→ WORK TO DO
Can you copy the rows word for word, starting at the very first row and ending at the row that contains "axis-label: Frequency (MHZ)", with both of those rows included?
#####
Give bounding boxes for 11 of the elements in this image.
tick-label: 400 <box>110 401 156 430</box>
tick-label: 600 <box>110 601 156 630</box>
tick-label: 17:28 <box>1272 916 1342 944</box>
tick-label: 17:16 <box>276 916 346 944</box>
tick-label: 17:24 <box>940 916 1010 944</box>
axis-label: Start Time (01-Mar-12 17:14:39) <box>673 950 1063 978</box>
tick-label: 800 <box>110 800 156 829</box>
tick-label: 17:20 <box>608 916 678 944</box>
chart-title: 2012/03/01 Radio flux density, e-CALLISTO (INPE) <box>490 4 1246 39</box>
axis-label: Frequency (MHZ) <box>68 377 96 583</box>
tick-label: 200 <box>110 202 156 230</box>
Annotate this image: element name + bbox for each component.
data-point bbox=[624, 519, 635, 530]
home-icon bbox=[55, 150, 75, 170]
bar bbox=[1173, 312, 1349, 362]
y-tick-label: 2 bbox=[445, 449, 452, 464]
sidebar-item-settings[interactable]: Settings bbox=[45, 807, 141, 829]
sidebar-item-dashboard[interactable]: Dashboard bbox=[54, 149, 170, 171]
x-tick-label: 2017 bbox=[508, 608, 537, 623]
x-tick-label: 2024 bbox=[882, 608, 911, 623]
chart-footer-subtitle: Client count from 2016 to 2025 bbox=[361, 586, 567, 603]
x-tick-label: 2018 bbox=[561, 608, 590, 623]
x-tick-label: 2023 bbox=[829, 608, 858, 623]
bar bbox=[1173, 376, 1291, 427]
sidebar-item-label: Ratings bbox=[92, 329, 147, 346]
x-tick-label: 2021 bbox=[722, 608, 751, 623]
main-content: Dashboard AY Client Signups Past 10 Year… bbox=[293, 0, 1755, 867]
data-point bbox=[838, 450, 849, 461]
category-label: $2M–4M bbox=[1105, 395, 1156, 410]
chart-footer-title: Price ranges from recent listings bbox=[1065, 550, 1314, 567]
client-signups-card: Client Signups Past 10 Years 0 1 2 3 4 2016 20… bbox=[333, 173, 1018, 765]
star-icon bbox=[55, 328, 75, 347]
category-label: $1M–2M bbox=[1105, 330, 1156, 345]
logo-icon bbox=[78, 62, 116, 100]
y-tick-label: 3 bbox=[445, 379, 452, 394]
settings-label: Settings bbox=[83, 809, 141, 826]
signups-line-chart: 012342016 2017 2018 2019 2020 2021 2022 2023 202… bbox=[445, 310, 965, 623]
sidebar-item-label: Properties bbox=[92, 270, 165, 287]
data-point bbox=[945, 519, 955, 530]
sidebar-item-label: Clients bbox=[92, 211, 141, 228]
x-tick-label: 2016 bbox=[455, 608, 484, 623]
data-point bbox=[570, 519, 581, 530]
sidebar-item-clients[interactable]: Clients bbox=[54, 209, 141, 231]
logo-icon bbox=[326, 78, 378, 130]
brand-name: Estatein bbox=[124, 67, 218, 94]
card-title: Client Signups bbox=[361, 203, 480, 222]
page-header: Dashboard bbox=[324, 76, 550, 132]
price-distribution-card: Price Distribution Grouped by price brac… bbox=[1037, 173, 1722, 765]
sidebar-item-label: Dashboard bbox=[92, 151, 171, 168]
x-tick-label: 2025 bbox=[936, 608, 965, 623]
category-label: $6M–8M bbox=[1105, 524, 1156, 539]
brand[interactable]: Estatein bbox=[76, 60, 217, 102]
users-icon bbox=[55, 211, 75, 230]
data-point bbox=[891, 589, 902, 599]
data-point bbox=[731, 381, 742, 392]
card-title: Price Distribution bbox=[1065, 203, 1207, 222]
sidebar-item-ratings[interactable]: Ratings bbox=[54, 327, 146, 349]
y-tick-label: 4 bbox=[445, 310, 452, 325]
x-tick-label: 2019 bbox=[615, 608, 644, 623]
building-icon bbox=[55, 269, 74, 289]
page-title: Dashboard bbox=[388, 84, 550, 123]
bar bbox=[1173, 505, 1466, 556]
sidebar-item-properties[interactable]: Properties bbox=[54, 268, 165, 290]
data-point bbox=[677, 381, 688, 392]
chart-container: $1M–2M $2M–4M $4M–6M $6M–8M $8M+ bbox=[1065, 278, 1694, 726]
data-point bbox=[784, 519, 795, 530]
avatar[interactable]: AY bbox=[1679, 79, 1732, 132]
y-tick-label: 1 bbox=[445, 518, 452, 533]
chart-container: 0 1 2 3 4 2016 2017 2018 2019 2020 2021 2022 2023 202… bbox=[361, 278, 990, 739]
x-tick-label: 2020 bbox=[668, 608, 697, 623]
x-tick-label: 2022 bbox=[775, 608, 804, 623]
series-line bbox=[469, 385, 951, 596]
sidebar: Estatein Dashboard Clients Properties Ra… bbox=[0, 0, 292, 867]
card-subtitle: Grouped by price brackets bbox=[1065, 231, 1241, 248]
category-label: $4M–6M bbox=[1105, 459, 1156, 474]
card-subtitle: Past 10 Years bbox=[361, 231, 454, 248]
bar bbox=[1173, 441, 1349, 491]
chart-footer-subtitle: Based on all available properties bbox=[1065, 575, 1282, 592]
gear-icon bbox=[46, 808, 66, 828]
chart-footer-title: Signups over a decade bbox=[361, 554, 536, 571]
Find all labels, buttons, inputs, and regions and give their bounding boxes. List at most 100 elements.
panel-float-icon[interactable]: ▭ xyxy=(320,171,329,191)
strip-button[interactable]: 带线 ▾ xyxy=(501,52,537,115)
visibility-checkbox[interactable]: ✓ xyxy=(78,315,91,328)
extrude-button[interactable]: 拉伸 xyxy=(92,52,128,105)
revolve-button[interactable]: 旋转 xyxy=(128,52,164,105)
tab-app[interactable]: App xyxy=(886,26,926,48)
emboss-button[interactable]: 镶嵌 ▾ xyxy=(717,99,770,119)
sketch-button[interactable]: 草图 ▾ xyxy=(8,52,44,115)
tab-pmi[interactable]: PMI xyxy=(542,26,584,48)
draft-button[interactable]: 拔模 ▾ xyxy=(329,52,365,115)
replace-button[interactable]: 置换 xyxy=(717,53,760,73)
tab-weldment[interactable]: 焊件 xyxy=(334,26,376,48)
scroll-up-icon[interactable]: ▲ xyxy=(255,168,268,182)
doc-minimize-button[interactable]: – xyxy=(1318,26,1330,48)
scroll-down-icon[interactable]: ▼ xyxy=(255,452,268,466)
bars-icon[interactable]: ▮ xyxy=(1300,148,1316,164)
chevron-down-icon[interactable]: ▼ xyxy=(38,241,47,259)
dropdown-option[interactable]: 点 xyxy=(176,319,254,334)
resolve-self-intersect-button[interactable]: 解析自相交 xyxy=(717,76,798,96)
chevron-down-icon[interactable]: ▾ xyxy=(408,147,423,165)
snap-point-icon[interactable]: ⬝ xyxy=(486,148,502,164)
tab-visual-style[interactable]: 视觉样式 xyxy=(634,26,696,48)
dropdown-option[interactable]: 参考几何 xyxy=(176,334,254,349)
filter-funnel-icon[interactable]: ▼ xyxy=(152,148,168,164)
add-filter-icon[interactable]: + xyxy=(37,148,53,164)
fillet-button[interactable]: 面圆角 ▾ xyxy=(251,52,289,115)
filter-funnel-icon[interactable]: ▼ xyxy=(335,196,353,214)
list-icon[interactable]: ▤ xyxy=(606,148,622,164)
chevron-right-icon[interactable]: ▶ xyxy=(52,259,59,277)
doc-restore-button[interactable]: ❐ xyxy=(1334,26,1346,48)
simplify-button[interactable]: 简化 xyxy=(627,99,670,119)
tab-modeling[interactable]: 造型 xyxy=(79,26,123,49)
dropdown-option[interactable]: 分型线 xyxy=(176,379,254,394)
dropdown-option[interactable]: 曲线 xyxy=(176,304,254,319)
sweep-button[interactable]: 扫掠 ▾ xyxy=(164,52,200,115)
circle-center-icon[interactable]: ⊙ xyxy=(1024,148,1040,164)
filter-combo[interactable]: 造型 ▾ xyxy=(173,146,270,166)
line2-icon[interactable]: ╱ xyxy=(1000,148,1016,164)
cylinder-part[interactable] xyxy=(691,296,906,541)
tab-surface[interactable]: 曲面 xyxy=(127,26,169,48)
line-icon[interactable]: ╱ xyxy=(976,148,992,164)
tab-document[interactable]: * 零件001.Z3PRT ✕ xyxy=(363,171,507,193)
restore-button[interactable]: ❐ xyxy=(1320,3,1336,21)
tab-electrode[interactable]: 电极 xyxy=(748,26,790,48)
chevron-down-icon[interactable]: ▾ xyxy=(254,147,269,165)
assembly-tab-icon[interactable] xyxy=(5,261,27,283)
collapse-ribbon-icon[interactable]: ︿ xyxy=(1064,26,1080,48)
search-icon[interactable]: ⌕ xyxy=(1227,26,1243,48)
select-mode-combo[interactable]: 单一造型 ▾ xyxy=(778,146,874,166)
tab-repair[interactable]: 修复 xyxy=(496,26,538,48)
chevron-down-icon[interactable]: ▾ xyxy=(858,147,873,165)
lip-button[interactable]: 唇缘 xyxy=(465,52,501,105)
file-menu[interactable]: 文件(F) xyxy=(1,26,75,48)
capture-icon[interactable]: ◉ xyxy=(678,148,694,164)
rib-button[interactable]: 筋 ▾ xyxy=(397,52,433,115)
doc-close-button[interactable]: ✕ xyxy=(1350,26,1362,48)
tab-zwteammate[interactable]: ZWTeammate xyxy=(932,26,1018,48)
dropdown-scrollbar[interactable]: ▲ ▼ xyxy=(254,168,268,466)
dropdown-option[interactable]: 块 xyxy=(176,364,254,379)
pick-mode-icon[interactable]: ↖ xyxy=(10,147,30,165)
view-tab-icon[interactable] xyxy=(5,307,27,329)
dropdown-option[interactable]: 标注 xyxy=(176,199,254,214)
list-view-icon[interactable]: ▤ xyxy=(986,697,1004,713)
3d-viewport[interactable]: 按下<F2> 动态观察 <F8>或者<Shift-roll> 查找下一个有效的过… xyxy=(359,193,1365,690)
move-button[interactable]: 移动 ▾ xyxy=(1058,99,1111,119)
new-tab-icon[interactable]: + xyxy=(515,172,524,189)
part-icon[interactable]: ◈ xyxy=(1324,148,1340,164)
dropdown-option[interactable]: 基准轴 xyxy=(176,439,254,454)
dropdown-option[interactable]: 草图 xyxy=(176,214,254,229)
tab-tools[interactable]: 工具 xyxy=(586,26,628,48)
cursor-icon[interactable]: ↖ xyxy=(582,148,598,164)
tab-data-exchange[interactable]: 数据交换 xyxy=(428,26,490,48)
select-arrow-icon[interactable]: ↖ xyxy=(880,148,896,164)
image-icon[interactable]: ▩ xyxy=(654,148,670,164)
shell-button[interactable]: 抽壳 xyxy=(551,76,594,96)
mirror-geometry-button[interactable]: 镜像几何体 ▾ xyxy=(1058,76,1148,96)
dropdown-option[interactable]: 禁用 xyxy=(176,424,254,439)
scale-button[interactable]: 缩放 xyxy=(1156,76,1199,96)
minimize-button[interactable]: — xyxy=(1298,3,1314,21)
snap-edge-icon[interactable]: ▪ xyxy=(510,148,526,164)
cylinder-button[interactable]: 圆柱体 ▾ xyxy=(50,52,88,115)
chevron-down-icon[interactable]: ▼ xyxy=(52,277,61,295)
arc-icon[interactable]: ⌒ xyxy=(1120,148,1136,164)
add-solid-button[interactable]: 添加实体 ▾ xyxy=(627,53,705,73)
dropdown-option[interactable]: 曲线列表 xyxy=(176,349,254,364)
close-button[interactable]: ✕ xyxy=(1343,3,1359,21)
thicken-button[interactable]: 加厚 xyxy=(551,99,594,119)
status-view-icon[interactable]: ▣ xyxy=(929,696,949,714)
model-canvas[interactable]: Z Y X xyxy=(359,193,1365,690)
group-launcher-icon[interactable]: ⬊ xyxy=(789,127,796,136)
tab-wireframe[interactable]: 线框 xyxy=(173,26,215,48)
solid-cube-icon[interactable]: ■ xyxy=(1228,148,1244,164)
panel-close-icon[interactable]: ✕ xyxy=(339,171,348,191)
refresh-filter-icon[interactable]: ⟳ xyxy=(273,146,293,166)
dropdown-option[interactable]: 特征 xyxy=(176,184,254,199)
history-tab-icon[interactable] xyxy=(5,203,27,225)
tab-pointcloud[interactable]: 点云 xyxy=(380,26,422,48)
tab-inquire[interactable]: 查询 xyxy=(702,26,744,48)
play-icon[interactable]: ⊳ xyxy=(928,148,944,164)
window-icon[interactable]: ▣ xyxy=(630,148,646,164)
#####
→ RESULT
Give bounding boxes for 11 of the elements in this image.
tick-label: 400 <box>110 401 156 430</box>
tick-label: 600 <box>110 601 156 630</box>
tick-label: 17:28 <box>1272 916 1342 944</box>
tick-label: 17:16 <box>276 916 346 944</box>
tick-label: 17:24 <box>940 916 1010 944</box>
axis-label: Start Time (01-Mar-12 17:14:39) <box>673 950 1063 978</box>
tick-label: 800 <box>110 800 156 829</box>
tick-label: 17:20 <box>608 916 678 944</box>
chart-title: 2012/03/01 Radio flux density, e-CALLISTO (INPE) <box>490 4 1246 39</box>
axis-label: Frequency (MHZ) <box>68 377 96 583</box>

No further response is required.